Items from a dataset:
________________

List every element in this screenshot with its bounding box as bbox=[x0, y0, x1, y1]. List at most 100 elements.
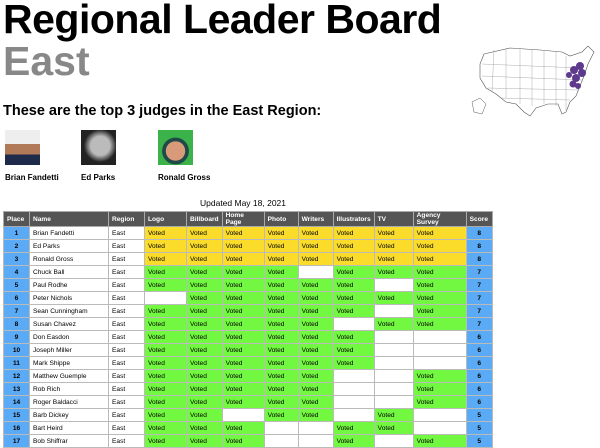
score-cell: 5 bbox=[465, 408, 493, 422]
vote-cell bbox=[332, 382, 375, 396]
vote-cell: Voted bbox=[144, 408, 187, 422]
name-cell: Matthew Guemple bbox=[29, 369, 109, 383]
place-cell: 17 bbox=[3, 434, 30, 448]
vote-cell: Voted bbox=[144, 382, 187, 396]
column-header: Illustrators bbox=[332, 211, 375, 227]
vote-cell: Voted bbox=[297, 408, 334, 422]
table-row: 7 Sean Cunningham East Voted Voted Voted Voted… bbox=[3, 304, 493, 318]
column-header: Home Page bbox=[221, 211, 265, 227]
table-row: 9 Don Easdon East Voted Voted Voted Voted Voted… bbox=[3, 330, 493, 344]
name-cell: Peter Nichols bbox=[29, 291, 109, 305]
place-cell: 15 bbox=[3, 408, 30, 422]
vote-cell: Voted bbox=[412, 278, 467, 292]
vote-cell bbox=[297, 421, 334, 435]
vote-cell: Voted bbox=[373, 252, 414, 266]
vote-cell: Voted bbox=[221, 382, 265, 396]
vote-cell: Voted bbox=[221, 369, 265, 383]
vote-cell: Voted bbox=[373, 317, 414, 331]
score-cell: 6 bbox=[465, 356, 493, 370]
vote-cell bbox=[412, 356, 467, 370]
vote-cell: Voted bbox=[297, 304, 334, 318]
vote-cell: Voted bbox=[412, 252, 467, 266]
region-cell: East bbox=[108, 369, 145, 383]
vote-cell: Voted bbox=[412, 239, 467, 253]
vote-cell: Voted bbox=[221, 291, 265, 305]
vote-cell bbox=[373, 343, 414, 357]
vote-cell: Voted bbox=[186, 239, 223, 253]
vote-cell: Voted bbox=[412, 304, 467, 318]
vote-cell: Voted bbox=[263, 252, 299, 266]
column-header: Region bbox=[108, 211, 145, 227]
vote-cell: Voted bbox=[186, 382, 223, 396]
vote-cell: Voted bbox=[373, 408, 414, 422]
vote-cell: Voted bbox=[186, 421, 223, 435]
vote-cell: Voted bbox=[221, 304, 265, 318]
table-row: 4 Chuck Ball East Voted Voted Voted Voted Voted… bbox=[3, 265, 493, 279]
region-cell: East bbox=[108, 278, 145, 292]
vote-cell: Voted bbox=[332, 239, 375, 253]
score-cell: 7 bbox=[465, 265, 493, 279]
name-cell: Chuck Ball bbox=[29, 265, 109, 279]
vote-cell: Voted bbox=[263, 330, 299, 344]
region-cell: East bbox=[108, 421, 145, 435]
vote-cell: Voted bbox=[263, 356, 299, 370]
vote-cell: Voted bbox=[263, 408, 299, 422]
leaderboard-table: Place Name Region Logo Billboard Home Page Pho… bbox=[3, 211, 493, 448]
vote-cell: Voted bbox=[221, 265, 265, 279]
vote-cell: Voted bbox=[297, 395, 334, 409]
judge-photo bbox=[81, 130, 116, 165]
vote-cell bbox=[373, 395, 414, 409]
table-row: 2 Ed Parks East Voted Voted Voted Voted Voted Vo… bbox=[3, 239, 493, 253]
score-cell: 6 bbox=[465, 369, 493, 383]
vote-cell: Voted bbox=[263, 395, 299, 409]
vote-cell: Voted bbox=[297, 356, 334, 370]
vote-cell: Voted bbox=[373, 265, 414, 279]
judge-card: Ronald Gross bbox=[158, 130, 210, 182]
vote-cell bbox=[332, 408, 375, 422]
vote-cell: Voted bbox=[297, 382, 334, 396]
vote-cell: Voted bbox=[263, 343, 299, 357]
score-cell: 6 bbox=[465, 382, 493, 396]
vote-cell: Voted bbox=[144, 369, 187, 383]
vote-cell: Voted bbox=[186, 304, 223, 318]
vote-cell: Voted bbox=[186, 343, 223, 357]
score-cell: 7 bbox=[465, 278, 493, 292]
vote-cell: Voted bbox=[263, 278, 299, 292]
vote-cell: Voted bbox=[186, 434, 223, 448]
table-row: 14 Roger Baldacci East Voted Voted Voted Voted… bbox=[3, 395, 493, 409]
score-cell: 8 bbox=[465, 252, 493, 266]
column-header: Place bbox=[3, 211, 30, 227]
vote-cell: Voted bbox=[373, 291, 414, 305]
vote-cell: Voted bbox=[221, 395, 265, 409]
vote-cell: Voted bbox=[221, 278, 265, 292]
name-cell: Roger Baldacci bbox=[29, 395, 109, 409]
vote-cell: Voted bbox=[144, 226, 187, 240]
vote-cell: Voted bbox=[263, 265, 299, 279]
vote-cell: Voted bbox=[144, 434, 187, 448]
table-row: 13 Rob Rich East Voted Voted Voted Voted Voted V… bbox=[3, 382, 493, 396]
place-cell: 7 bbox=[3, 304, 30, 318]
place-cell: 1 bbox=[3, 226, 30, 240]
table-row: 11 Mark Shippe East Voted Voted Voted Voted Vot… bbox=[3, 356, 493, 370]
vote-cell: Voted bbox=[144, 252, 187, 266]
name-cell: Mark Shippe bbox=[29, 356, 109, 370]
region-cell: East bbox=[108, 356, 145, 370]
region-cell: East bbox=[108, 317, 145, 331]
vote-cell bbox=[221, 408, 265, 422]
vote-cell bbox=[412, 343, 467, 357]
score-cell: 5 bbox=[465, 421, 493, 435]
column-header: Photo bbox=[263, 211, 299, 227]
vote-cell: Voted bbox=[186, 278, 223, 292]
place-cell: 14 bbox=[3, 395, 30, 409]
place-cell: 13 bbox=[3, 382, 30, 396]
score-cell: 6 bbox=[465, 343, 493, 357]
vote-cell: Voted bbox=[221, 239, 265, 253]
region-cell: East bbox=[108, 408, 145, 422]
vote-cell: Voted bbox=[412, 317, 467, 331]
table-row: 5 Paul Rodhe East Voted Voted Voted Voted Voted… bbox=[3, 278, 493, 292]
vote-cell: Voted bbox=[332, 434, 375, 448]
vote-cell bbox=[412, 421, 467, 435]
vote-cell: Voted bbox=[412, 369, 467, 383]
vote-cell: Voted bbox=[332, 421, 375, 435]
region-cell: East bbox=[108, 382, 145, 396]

________________

◆ Written request ◆
Write out again, without any change, the lines of the data from the one containing "score-cell: 5 bbox=[465, 408, 493, 422]" through the one containing "place-cell: 15 bbox=[3, 408, 30, 422]", including both of those lines.

◆ Solution below ◆
score-cell: 5 bbox=[465, 408, 493, 422]
vote-cell bbox=[332, 382, 375, 396]
vote-cell: Voted bbox=[144, 408, 187, 422]
name-cell: Matthew Guemple bbox=[29, 369, 109, 383]
place-cell: 17 bbox=[3, 434, 30, 448]
vote-cell: Voted bbox=[144, 382, 187, 396]
column-header: Illustrators bbox=[332, 211, 375, 227]
vote-cell: Voted bbox=[297, 408, 334, 422]
table-row: 7 Sean Cunningham East Voted Voted Voted Voted… bbox=[3, 304, 493, 318]
column-header: Home Page bbox=[221, 211, 265, 227]
table-row: 9 Don Easdon East Voted Voted Voted Voted Voted… bbox=[3, 330, 493, 344]
name-cell: Peter Nichols bbox=[29, 291, 109, 305]
place-cell: 15 bbox=[3, 408, 30, 422]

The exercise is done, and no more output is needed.